→ The request
Check each line for the string "title" and give only the count of lines that have it.
───── Exercise data ─────
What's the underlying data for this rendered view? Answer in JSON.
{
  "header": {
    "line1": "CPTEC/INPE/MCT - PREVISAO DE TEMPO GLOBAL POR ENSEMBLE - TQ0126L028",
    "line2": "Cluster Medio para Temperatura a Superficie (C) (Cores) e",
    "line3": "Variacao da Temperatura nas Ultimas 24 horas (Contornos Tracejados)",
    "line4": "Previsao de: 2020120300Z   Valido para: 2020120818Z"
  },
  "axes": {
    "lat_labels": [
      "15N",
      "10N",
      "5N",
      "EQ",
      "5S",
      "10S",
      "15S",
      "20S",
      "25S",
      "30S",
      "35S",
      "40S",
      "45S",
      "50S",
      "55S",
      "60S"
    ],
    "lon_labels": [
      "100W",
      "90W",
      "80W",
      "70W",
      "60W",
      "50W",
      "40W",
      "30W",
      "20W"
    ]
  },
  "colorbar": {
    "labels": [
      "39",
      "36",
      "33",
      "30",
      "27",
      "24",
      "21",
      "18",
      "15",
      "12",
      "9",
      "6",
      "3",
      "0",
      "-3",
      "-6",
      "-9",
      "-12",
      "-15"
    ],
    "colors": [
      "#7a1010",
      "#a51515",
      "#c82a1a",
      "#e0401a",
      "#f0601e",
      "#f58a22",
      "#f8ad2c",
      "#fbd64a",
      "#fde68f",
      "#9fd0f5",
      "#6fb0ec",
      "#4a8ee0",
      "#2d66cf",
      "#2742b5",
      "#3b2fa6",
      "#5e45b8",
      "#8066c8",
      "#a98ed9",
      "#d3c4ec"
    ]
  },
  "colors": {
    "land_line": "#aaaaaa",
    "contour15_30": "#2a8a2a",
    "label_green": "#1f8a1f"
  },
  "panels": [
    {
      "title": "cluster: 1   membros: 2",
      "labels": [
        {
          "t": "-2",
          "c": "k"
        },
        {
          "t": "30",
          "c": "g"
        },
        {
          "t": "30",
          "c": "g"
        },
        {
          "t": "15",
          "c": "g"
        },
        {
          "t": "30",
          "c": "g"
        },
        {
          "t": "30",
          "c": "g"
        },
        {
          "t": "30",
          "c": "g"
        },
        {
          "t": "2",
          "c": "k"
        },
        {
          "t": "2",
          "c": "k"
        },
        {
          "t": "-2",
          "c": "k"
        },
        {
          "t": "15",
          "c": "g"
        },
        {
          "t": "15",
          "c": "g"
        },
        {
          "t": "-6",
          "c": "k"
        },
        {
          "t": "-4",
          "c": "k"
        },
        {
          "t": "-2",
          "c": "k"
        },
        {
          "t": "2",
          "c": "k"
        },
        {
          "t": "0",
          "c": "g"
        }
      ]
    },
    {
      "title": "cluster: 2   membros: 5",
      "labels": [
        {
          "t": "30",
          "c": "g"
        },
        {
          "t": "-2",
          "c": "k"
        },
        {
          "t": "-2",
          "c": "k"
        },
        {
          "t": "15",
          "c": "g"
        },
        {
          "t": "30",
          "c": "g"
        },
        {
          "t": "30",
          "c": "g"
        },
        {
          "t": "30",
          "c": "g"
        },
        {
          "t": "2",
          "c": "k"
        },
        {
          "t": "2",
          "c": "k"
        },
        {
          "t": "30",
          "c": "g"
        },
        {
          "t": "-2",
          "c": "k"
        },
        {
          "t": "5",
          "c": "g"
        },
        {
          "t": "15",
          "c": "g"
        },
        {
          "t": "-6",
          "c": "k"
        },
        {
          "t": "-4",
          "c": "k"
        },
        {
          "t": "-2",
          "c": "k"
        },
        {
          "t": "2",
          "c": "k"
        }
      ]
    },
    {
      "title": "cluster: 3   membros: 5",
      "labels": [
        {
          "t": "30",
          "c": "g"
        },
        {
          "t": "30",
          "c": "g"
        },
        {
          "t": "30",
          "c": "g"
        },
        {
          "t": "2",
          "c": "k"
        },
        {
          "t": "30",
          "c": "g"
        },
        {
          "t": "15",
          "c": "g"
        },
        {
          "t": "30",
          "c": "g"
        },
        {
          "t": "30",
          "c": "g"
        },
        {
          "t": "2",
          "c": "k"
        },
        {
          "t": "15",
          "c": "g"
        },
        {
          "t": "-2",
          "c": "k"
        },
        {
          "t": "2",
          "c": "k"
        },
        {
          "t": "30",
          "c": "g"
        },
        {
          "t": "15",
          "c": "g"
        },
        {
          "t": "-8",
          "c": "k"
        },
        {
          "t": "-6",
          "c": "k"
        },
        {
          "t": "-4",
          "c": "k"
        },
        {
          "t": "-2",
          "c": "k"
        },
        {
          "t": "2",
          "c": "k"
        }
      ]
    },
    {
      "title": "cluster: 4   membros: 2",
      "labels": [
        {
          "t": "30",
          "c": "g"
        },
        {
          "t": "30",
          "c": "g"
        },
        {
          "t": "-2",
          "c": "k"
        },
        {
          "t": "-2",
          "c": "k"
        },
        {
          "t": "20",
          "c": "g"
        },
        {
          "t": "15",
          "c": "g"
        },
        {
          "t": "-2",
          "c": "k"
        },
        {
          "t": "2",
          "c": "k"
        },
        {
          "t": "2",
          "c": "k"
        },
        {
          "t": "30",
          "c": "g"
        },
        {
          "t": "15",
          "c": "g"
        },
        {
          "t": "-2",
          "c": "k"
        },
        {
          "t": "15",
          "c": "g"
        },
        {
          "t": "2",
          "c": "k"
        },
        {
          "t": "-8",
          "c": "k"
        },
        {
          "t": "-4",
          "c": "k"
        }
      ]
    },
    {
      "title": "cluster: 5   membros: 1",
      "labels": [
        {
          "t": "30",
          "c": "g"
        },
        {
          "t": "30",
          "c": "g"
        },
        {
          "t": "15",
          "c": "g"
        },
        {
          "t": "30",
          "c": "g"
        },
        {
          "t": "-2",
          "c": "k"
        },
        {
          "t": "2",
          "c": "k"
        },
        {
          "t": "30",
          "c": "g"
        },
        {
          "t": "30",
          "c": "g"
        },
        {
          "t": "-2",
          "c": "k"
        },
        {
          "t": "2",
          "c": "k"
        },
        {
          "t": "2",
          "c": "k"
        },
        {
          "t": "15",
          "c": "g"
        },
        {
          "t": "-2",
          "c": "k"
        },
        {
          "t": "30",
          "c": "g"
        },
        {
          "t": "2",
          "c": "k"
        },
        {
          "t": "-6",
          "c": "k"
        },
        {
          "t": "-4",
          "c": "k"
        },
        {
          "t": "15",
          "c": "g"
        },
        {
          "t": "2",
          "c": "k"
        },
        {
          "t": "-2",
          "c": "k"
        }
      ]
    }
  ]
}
─────
→ Result
5